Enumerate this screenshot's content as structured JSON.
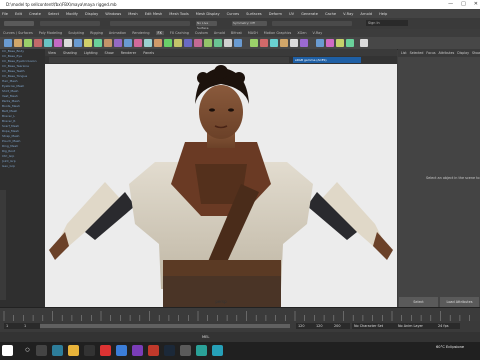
{
  "window": {
    "title": "D:\\model tp sellcontent\\fbx\\FBX\\maya\\maya rigged.mb",
    "controls": [
      "—",
      "□",
      "✕"
    ]
  },
  "menubar": [
    "File",
    "Edit",
    "Create",
    "Select",
    "Modify",
    "Display",
    "Windows",
    "Mesh",
    "Edit Mesh",
    "Mesh Tools",
    "Mesh Display",
    "Curves",
    "Surfaces",
    "Deform",
    "UV",
    "Generate",
    "Cache",
    "V-Ray",
    "Arnold",
    "Help"
  ],
  "status": {
    "no_live_surface": "No Live Surface",
    "symmetry": "Symmetry: Off",
    "sign_in": "Sign In"
  },
  "shelf_tabs": [
    "Curves / Surfaces",
    "Poly Modeling",
    "Sculpting",
    "Rigging",
    "Animation",
    "Rendering",
    "FX",
    "FX Caching",
    "Custom",
    "Arnold",
    "Bifrost",
    "MASH",
    "Motion Graphics",
    "XGen",
    "V-Ray"
  ],
  "shelf_active_index": 6,
  "panel_menu": [
    "View",
    "Shading",
    "Lighting",
    "Show",
    "Renderer",
    "Panels"
  ],
  "camera_field": "sRGB gamma (ACES)",
  "watermark": "persp",
  "outliner_rows": [
    "CC_Base_Body",
    "CC_Base_Eye",
    "CC_Base_EyeOcclusion",
    "CC_Base_TearLine",
    "CC_Base_Teeth",
    "CC_Base_Tongue",
    "Hair_Mesh",
    "Eyebrow_Mesh",
    "Shirt_Mesh",
    "Vest_Mesh",
    "Pants_Mesh",
    "Boots_Mesh",
    "Belt_Mesh",
    "Bracer_L",
    "Bracer_R",
    "Scarf_Mesh",
    "Rope_Mesh",
    "Strap_Mesh",
    "Pouch_Mesh",
    "Ring_Mesh",
    "Rig_Root",
    "Ctrl_Grp",
    "Joint_Grp",
    "Geo_Grp"
  ],
  "right_panel": {
    "tabs": [
      "List",
      "Selected",
      "Focus",
      "Attributes",
      "Display",
      "Show",
      "Help"
    ],
    "message": "Select an object in the scene to",
    "buttons": [
      "Select",
      "Load Attributes"
    ]
  },
  "range": {
    "start": "1",
    "inner_start": "1",
    "inner_end": "120",
    "end": "120",
    "end2": "200",
    "character_set": "No Character Set",
    "anim_layer": "No Anim Layer",
    "fps": "24 fps"
  },
  "command_line": {
    "label": "MEL"
  },
  "taskbar": {
    "weather": "60°C  Eclipsione"
  }
}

##############################

What you are asked to do = Except for the pictures, reproduce every line exactly.

Answer below =
Enumerate this screenshot's content as structured JSON.
{
  "window": {
    "title": "D:\\model tp sellcontent\\fbx\\FBX\\maya\\maya rigged.mb",
    "controls": [
      "—",
      "□",
      "✕"
    ]
  },
  "menubar": [
    "File",
    "Edit",
    "Create",
    "Select",
    "Modify",
    "Display",
    "Windows",
    "Mesh",
    "Edit Mesh",
    "Mesh Tools",
    "Mesh Display",
    "Curves",
    "Surfaces",
    "Deform",
    "UV",
    "Generate",
    "Cache",
    "V-Ray",
    "Arnold",
    "Help"
  ],
  "status": {
    "no_live_surface": "No Live Surface",
    "symmetry": "Symmetry: Off",
    "sign_in": "Sign In"
  },
  "shelf_tabs": [
    "Curves / Surfaces",
    "Poly Modeling",
    "Sculpting",
    "Rigging",
    "Animation",
    "Rendering",
    "FX",
    "FX Caching",
    "Custom",
    "Arnold",
    "Bifrost",
    "MASH",
    "Motion Graphics",
    "XGen",
    "V-Ray"
  ],
  "shelf_active_index": 6,
  "panel_menu": [
    "View",
    "Shading",
    "Lighting",
    "Show",
    "Renderer",
    "Panels"
  ],
  "camera_field": "sRGB gamma (ACES)",
  "watermark": "persp",
  "outliner_rows": [
    "CC_Base_Body",
    "CC_Base_Eye",
    "CC_Base_EyeOcclusion",
    "CC_Base_TearLine",
    "CC_Base_Teeth",
    "CC_Base_Tongue",
    "Hair_Mesh",
    "Eyebrow_Mesh",
    "Shirt_Mesh",
    "Vest_Mesh",
    "Pants_Mesh",
    "Boots_Mesh",
    "Belt_Mesh",
    "Bracer_L",
    "Bracer_R",
    "Scarf_Mesh",
    "Rope_Mesh",
    "Strap_Mesh",
    "Pouch_Mesh",
    "Ring_Mesh",
    "Rig_Root",
    "Ctrl_Grp",
    "Joint_Grp",
    "Geo_Grp"
  ],
  "right_panel": {
    "tabs": [
      "List",
      "Selected",
      "Focus",
      "Attributes",
      "Display",
      "Show",
      "Help"
    ],
    "message": "Select an object in the scene to",
    "buttons": [
      "Select",
      "Load Attributes"
    ]
  },
  "range": {
    "start": "1",
    "inner_start": "1",
    "inner_end": "120",
    "end": "120",
    "end2": "200",
    "character_set": "No Character Set",
    "anim_layer": "No Anim Layer",
    "fps": "24 fps"
  },
  "command_line": {
    "label": "MEL"
  },
  "taskbar": {
    "weather": "60°C  Eclipsione"
  }
}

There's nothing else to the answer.